(Stored records)
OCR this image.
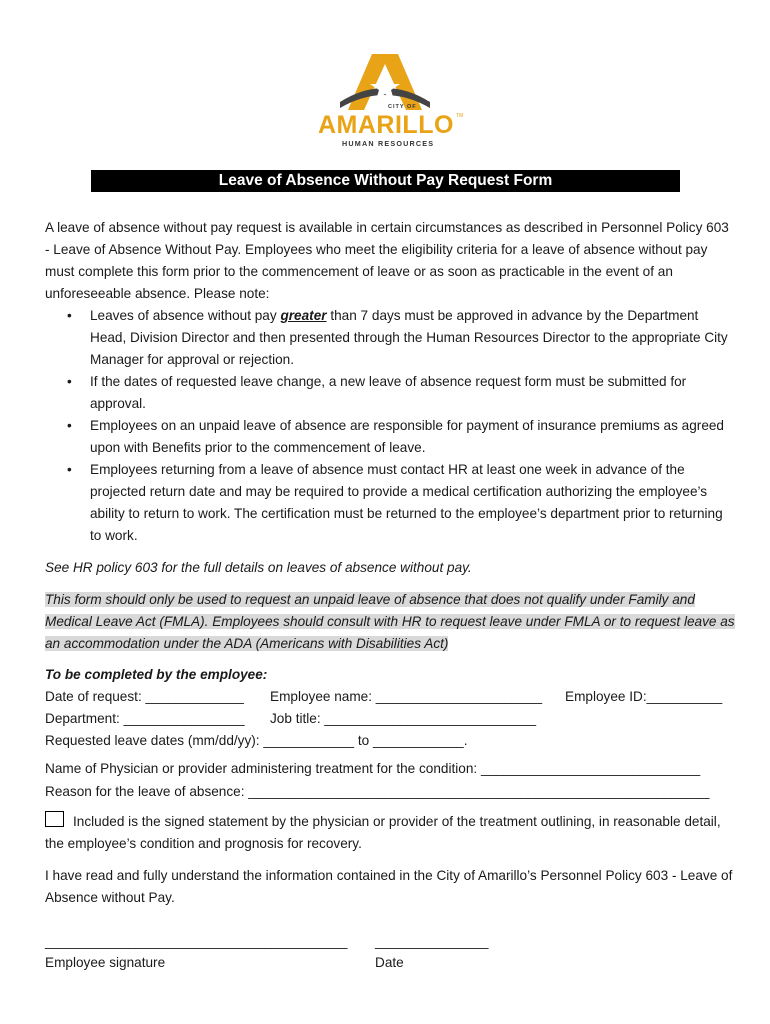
CITY OF
AMARILLO TM
HUMAN RESOURCES
Leave of Absence Without Pay Request Form

A leave of absence without pay request is available in certain circumstances as described in Personnel Policy 603 - Leave of Absence Without Pay. Employees who meet the eligibility criteria for a leave of absence without pay must complete this form prior to the commencement of leave or as soon as practicable in the event of an unforeseeable absence. Please note:

• Leaves of absence without pay greater than 7 days must be approved in advance by the Department Head, Division Director and then presented through the Human Resources Director to the appropriate City Manager for approval or rejection.
• If the dates of requested leave change, a new leave of absence request form must be submitted for approval.
• Employees on an unpaid leave of absence are responsible for payment of insurance premiums as agreed upon with Benefits prior to the commencement of leave.
• Employees returning from a leave of absence must contact HR at least one week in advance of the projected return date and may be required to provide a medical certification authorizing the employee’s ability to return to work. The certification must be returned to the employee’s department prior to returning to work.
See HR policy 603 for the full details on leaves of absence without pay.

This form should only be used to request an unpaid leave of absence that does not qualify under Family and Medical Leave Act (FMLA). Employees should consult with HR to request leave under FMLA or to request leave as an accommodation under the ADA (Americans with Disabilities Act)

To be completed by the employee:
Date of request: _____________ Employee name: ______________________ Employee ID:__________
Department: ________________ Job title: ____________________________
Requested leave dates (mm/dd/yy): ____________ to ____________.
Name of Physician or provider administering treatment for the condition: _____________________________
Reason for the leave of absence: _____________________________________________________________

Included is the signed statement by the physician or provider of the treatment outlining, in reasonable detail, the employee’s condition and prognosis for recovery.

I have read and fully understand the information contained in the City of Amarillo’s Personnel Policy 603 - Leave of Absence without Pay.

________________________________________ _______________
Employee signature	Date
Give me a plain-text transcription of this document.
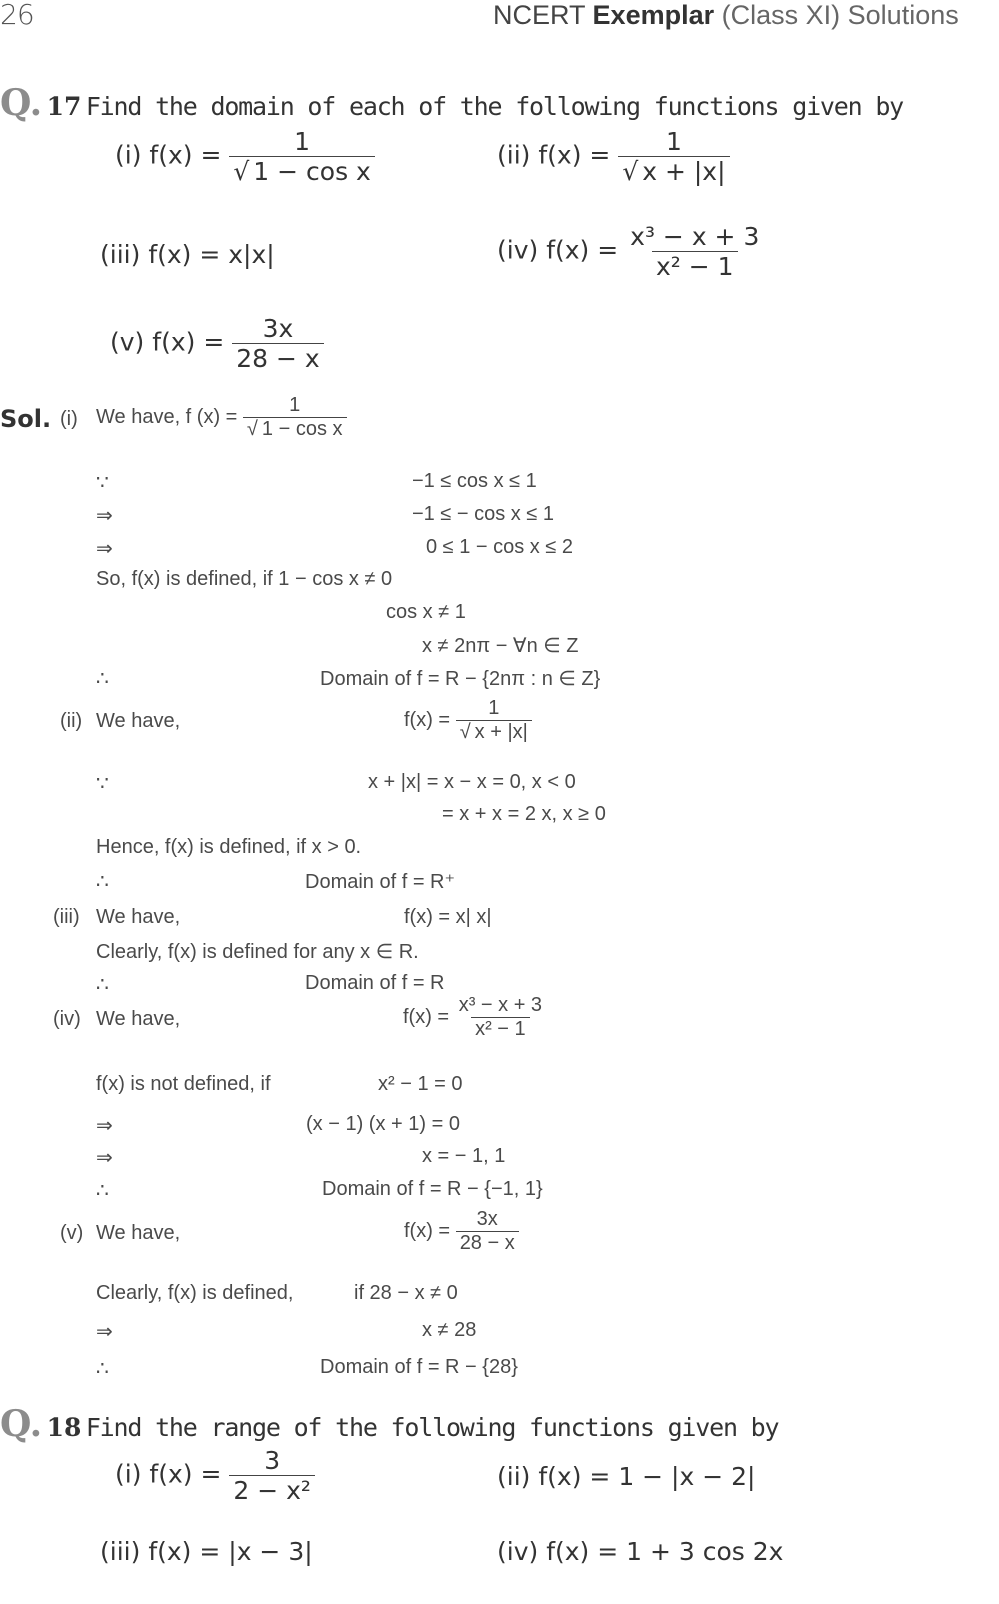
26	NCERT Exemplar (Class XI) Solutions
Q. 17 Find the domain of each of the following functions given by
(i) $f(x) = \frac{1}{\text{√ 1 − cos x}}$	(ii) $f(x) = \frac{1}{√ x + |x|}$
(iii) f(x) = x|x|	(iv) $f(x) = \frac{\text{x³ − x + 3}}{\text{x² − 1}}$
(v) $f(x) = \frac{3x}{28 - x}$
Sol. (i) We have, f $(x) = \frac{1}{\text{√ 1 − cos x}}$
∵	−1 ≤ cos x ≤ 1
⇒	−1 ≤ − cos x ≤ 1
⇒	0 ≤ 1 − cos x ≤ 2
So, f(x) is defined, if 1 − cos x ≠ 0
cos x ≠ 1
x ≠ 2nπ − ∀n ∈ Z
∴	Domain of f = R − {2nπ : n ∈ Z}
(ii) We have,	$f(x) = \frac{1}{√ x + |x|}$
∵	x + |x| = x − x = 0, x < 0
= x + x = 2 x, x ≥ 0
Hence, f(x) is defined, if x > 0.
∴	Domain of f = R⁺
(iii) We have,	f(x) = x| x|
Clearly, f(x) is defined for any x ∈ R.
∴	Domain of f = R
(iv) We have,	$f(x) = \frac{\text{x³ − x + 3}}{\text{x² − 1}}$
f(x) is not defined, if	x² − 1 = 0
⇒	(x − 1) (x + 1) = 0
⇒	x = − 1, 1
∴	Domain of f = R − {−1, 1}
(v) We have,	$f(x) = \frac{3x}{28 - x}$
Clearly, f(x) is defined,	if 28 − x ≠ 0
⇒	x ≠ 28
∴	Domain of f = R − {28}
Q. 18 Find the range of the following functions given by
(i) $f(x) = \frac{3}{\text{2 − x²}}$	(ii) f(x) = 1 − |x − 2|
(iii) f(x) = |x − 3|	(iv) f(x) = 1 + 3 cos 2x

§ WHAT IS NEEDED:
Pick every line with "given" in it and copy it.

§ RESULT BELOW:
Q. 17 Find the domain of each of the following functions given by
Q. 18 Find the range of the following functions given by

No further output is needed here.